§ EXERCISE REQUIREMENTS:
Your answer is a single number: the count of lines that contain the string "JSON".

-- start SUPPLIED MATERIAL --

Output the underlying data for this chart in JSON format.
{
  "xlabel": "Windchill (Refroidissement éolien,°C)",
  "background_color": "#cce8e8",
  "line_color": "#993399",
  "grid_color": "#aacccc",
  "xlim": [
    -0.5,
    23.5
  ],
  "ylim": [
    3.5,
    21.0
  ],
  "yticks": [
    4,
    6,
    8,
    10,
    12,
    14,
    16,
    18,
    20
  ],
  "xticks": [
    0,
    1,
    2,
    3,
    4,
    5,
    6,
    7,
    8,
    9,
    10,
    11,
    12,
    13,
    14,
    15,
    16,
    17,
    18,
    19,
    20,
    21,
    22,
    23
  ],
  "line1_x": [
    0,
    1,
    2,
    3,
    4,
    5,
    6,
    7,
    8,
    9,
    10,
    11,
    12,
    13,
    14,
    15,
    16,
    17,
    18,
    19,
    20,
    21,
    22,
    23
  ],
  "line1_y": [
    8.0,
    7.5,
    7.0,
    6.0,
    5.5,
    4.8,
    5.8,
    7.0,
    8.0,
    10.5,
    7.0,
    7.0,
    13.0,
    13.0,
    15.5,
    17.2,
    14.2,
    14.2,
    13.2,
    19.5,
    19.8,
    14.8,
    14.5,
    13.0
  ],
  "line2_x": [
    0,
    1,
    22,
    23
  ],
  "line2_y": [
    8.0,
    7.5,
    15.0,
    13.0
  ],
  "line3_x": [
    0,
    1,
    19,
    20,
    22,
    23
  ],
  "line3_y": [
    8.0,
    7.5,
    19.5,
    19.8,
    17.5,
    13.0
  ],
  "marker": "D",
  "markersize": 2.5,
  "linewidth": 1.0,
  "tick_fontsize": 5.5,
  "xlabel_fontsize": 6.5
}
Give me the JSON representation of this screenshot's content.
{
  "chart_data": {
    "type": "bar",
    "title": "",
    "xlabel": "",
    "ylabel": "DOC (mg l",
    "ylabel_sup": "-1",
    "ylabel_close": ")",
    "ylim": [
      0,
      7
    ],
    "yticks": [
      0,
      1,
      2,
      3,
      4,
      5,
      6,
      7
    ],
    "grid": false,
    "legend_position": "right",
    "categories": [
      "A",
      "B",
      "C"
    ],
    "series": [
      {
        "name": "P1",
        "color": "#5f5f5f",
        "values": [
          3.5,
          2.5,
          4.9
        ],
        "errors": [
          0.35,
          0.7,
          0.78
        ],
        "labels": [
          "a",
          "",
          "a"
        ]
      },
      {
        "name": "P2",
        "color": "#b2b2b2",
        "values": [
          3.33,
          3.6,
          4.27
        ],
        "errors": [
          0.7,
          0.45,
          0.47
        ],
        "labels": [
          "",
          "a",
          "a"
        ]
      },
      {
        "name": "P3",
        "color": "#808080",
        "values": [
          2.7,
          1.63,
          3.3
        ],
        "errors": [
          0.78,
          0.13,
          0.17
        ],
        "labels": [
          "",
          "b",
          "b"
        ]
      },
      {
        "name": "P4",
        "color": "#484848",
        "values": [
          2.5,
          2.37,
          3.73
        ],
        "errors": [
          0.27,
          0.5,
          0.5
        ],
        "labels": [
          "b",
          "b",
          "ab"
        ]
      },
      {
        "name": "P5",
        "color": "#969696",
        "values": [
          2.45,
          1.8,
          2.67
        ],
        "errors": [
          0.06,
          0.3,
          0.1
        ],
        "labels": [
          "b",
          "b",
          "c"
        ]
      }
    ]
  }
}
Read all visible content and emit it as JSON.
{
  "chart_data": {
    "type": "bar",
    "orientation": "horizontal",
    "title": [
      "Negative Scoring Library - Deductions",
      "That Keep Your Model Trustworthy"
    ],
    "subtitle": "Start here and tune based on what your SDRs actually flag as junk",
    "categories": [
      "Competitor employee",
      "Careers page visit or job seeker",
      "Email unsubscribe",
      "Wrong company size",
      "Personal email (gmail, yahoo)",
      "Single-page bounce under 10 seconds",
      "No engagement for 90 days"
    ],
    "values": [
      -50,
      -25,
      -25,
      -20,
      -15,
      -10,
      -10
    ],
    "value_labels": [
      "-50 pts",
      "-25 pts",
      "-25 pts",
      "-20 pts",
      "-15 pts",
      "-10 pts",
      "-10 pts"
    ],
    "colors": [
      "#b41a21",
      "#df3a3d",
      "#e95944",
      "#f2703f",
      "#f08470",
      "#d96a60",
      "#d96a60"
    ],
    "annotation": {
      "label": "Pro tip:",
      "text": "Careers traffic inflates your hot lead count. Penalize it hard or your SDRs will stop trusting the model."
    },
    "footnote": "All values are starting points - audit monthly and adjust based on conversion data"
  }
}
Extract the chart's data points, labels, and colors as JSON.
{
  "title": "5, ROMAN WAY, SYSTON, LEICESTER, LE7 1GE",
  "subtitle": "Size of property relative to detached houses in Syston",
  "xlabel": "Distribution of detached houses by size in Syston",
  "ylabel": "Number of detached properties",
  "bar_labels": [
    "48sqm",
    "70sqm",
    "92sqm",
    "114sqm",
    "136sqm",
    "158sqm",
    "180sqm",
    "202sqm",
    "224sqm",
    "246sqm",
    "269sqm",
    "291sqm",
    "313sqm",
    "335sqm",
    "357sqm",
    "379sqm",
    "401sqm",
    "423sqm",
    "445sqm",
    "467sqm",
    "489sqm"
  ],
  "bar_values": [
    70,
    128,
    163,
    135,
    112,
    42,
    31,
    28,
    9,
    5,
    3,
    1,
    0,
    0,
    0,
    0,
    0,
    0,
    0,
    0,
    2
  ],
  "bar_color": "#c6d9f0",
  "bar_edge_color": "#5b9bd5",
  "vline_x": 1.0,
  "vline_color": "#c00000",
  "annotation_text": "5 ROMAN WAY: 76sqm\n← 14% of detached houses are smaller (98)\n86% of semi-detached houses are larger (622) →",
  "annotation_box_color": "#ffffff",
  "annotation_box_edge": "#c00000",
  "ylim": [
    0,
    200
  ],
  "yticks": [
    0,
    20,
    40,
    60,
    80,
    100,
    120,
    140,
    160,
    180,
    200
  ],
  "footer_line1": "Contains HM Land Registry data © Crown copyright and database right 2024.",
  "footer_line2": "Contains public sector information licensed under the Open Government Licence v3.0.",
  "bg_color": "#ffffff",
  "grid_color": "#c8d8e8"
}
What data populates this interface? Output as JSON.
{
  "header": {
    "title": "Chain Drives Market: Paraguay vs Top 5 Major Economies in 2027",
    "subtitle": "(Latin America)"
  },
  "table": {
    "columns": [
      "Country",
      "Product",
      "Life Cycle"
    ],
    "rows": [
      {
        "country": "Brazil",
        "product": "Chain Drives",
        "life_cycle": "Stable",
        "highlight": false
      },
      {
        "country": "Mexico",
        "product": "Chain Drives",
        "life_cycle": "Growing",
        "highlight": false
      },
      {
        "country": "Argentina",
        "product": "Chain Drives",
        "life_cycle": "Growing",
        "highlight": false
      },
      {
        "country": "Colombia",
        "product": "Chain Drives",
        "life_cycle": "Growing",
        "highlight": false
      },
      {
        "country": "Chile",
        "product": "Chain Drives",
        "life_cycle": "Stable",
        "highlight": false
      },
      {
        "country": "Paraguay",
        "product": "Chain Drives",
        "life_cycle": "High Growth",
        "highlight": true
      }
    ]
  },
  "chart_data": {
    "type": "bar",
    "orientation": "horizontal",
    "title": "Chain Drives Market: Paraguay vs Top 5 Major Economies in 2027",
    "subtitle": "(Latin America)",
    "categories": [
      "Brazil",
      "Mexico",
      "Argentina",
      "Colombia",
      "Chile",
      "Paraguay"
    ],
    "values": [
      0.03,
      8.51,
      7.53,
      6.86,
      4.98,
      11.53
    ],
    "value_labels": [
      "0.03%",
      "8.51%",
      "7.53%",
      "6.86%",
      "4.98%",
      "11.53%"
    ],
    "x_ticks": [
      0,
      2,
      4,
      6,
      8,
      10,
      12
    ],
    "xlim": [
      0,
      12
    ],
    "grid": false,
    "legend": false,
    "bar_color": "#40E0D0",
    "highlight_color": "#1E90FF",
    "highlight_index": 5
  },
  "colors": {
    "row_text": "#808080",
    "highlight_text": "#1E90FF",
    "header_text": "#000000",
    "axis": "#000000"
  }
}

-- end SUPPLIED MATERIAL --

§ RESULT OF THE EXERCISE:
5